## TASK REQUIREMENTS
Rewrite all the items below, substituting "legend-marker" for every occurrence of "legend-swatch" and keeping everything else unchanged.

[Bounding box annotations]
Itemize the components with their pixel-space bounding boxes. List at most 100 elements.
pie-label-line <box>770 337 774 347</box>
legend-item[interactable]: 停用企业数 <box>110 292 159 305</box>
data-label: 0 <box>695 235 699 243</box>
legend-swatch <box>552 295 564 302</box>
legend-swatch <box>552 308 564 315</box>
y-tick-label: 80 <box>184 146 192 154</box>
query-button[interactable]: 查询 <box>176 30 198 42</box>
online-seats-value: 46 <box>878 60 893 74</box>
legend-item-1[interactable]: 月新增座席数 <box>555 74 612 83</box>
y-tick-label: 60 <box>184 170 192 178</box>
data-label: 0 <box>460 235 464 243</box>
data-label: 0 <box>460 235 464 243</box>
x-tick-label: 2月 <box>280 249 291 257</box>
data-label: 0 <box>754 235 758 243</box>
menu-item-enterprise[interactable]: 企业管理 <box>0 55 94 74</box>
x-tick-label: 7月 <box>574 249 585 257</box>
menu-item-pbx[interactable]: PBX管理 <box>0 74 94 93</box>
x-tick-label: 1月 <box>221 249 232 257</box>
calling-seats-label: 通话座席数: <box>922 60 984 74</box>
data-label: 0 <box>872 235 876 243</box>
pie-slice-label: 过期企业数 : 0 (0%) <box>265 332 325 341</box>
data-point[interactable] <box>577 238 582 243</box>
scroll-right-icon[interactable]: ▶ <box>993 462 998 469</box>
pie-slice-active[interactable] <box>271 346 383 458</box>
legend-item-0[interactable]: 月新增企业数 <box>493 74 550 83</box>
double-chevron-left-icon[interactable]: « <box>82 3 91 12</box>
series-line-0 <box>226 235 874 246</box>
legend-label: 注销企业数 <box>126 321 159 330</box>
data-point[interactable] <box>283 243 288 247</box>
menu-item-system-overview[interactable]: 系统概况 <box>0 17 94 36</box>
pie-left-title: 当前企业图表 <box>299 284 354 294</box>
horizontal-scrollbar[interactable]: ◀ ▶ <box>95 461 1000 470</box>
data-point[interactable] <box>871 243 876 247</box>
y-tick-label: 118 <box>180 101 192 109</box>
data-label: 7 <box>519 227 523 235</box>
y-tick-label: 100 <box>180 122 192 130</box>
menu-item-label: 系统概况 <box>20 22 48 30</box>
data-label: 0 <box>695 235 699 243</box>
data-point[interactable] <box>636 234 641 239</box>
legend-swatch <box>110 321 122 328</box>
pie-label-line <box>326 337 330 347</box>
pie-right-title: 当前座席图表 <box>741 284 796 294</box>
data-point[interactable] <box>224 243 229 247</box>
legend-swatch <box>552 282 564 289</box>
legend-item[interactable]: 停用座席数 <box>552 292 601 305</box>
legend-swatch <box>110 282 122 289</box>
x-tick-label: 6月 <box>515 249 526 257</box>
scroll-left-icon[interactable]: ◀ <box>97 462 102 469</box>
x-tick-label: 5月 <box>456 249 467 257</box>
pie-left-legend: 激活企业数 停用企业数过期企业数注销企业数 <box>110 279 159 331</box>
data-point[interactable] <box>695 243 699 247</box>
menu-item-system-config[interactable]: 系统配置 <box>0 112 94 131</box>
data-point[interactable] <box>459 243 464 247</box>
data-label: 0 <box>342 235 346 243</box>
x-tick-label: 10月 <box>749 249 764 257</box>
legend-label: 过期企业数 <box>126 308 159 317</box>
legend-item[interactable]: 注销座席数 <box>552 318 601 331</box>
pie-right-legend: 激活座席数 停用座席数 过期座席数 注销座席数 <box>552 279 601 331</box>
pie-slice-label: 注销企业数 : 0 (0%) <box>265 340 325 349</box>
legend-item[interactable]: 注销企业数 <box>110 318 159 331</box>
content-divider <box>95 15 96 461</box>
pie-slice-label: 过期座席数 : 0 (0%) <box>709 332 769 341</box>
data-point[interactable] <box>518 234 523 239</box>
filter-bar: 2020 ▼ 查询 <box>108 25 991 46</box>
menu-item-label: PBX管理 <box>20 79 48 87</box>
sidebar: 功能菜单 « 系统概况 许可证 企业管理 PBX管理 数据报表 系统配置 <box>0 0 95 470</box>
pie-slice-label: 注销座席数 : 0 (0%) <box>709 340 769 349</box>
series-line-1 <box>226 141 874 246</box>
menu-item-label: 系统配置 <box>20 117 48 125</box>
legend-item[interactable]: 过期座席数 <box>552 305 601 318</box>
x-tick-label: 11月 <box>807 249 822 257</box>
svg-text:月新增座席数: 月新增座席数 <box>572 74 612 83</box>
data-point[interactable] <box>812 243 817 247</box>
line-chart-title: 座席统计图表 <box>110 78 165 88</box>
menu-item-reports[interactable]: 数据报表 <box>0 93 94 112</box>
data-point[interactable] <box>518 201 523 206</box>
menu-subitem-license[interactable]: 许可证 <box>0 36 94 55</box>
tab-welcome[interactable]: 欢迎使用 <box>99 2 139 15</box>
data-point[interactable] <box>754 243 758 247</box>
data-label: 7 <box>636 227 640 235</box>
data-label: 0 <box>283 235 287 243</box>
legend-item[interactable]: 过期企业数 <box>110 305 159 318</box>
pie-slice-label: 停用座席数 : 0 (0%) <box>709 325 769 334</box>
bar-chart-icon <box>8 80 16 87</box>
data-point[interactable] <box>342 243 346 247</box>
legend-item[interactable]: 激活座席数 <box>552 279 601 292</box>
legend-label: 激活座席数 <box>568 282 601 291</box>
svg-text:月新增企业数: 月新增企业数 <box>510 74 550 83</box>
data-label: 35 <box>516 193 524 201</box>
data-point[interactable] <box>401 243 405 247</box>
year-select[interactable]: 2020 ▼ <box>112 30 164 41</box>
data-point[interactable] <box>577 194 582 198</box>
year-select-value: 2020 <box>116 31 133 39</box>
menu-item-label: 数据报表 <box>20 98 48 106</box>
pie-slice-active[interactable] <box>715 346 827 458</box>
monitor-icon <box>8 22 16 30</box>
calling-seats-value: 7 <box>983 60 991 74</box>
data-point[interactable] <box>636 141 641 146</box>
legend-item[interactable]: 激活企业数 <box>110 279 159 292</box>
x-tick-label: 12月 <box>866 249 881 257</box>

## SOLUTION TO THIS EXERCISE
Itemize the components with their pixel-space bounding boxes. List at most 100 elements.
pie-label-line <box>770 337 774 347</box>
legend-item[interactable]: 停用企业数 <box>110 292 159 305</box>
data-label: 0 <box>695 235 699 243</box>
legend-marker <box>552 295 564 302</box>
legend-marker <box>552 308 564 315</box>
y-tick-label: 80 <box>184 146 192 154</box>
query-button[interactable]: 查询 <box>176 30 198 42</box>
online-seats-value: 46 <box>878 60 893 74</box>
legend-item-1[interactable]: 月新增座席数 <box>555 74 612 83</box>
y-tick-label: 60 <box>184 170 192 178</box>
data-label: 0 <box>460 235 464 243</box>
data-label: 0 <box>460 235 464 243</box>
x-tick-label: 2月 <box>280 249 291 257</box>
data-label: 0 <box>754 235 758 243</box>
menu-item-enterprise[interactable]: 企业管理 <box>0 55 94 74</box>
x-tick-label: 7月 <box>574 249 585 257</box>
menu-item-pbx[interactable]: PBX管理 <box>0 74 94 93</box>
x-tick-label: 1月 <box>221 249 232 257</box>
calling-seats-label: 通话座席数: <box>922 60 984 74</box>
data-label: 0 <box>872 235 876 243</box>
pie-slice-label: 过期企业数 : 0 (0%) <box>265 332 325 341</box>
data-point[interactable] <box>577 238 582 243</box>
scroll-right-icon[interactable]: ▶ <box>993 462 998 469</box>
pie-slice-active[interactable] <box>271 346 383 458</box>
legend-item-0[interactable]: 月新增企业数 <box>493 74 550 83</box>
double-chevron-left-icon[interactable]: « <box>82 3 91 12</box>
series-line-0 <box>226 235 874 246</box>
legend-label: 注销企业数 <box>126 321 159 330</box>
data-point[interactable] <box>283 243 288 247</box>
menu-item-system-overview[interactable]: 系统概况 <box>0 17 94 36</box>
pie-left-title: 当前企业图表 <box>299 284 354 294</box>
horizontal-scrollbar[interactable]: ◀ ▶ <box>95 461 1000 470</box>
data-point[interactable] <box>871 243 876 247</box>
y-tick-label: 118 <box>180 101 192 109</box>
data-label: 7 <box>519 227 523 235</box>
y-tick-label: 100 <box>180 122 192 130</box>
menu-item-label: 系统概况 <box>20 22 48 30</box>
data-label: 0 <box>695 235 699 243</box>
data-point[interactable] <box>636 234 641 239</box>
legend-marker <box>110 321 122 328</box>
pie-label-line <box>326 337 330 347</box>
pie-right-title: 当前座席图表 <box>741 284 796 294</box>
data-point[interactable] <box>224 243 229 247</box>
legend-marker <box>552 282 564 289</box>
legend-item[interactable]: 停用座席数 <box>552 292 601 305</box>
legend-marker <box>110 282 122 289</box>
x-tick-label: 6月 <box>515 249 526 257</box>
scroll-left-icon[interactable]: ◀ <box>97 462 102 469</box>
x-tick-label: 5月 <box>456 249 467 257</box>
pie-left-legend: 激活企业数 停用企业数过期企业数注销企业数 <box>110 279 159 331</box>
data-point[interactable] <box>695 243 699 247</box>
menu-item-system-config[interactable]: 系统配置 <box>0 112 94 131</box>
data-point[interactable] <box>459 243 464 247</box>
data-label: 0 <box>342 235 346 243</box>
x-tick-label: 10月 <box>749 249 764 257</box>
legend-label: 过期企业数 <box>126 308 159 317</box>
legend-item[interactable]: 注销座席数 <box>552 318 601 331</box>
pie-right-legend: 激活座席数 停用座席数 过期座席数 注销座席数 <box>552 279 601 331</box>
pie-slice-label: 注销企业数 : 0 (0%) <box>265 340 325 349</box>
legend-item[interactable]: 注销企业数 <box>110 318 159 331</box>
content-divider <box>95 15 96 461</box>
pie-slice-label: 过期座席数 : 0 (0%) <box>709 332 769 341</box>
data-point[interactable] <box>518 234 523 239</box>
filter-bar: 2020 ▼ 查询 <box>108 25 991 46</box>
menu-item-label: PBX管理 <box>20 79 48 87</box>
sidebar: 功能菜单 « 系统概况 许可证 企业管理 PBX管理 数据报表 系统配置 <box>0 0 95 470</box>
pie-slice-label: 注销座席数 : 0 (0%) <box>709 340 769 349</box>
series-line-1 <box>226 141 874 246</box>
menu-item-label: 系统配置 <box>20 117 48 125</box>
legend-item[interactable]: 过期座席数 <box>552 305 601 318</box>
x-tick-label: 11月 <box>807 249 822 257</box>
svg-text:月新增座席数: 月新增座席数 <box>572 74 612 83</box>
data-point[interactable] <box>812 243 817 247</box>
line-chart-title: 座席统计图表 <box>110 78 165 88</box>
menu-item-reports[interactable]: 数据报表 <box>0 93 94 112</box>
data-point[interactable] <box>518 201 523 206</box>
menu-subitem-license[interactable]: 许可证 <box>0 36 94 55</box>
tab-welcome[interactable]: 欢迎使用 <box>99 2 139 15</box>
data-point[interactable] <box>754 243 758 247</box>
data-label: 7 <box>636 227 640 235</box>
data-label: 0 <box>283 235 287 243</box>
legend-item[interactable]: 过期企业数 <box>110 305 159 318</box>
pie-slice-label: 停用座席数 : 0 (0%) <box>709 325 769 334</box>
bar-chart-icon <box>8 80 16 87</box>
data-point[interactable] <box>342 243 346 247</box>
legend-item[interactable]: 激活座席数 <box>552 279 601 292</box>
legend-label: 激活座席数 <box>568 282 601 291</box>
svg-text:月新增企业数: 月新增企业数 <box>510 74 550 83</box>
data-label: 35 <box>516 193 524 201</box>
data-point[interactable] <box>401 243 405 247</box>
year-select[interactable]: 2020 ▼ <box>112 30 164 41</box>
data-point[interactable] <box>577 194 582 198</box>
year-select-value: 2020 <box>116 31 133 39</box>
menu-item-label: 数据报表 <box>20 98 48 106</box>
pie-slice-active[interactable] <box>715 346 827 458</box>
monitor-icon <box>8 22 16 30</box>
calling-seats-value: 7 <box>983 60 991 74</box>
data-point[interactable] <box>636 141 641 146</box>
legend-item[interactable]: 激活企业数 <box>110 279 159 292</box>
x-tick-label: 12月 <box>866 249 881 257</box>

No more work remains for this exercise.